Stored items:
>>>

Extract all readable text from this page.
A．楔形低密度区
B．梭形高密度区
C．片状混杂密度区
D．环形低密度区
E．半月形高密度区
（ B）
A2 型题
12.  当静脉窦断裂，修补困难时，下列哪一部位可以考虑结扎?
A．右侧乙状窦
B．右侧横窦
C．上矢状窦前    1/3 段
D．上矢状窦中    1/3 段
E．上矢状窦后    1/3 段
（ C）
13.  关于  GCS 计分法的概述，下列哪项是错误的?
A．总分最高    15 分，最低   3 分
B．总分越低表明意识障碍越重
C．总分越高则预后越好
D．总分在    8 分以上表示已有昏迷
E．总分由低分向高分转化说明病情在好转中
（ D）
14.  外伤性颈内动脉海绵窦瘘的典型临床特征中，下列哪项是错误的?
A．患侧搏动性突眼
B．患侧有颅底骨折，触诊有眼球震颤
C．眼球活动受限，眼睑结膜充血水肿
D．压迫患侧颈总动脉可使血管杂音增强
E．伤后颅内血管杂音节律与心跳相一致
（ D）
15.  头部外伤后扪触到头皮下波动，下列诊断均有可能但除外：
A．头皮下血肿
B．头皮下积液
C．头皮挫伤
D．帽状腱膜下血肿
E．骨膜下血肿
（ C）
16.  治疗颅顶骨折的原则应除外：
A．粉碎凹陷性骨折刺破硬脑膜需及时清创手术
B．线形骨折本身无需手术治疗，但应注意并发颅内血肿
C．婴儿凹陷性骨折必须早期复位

<<<

### Short task
State the number of lines holding the word "下列哪项是错误的" in the listing. Add nothing else.

### The answer
2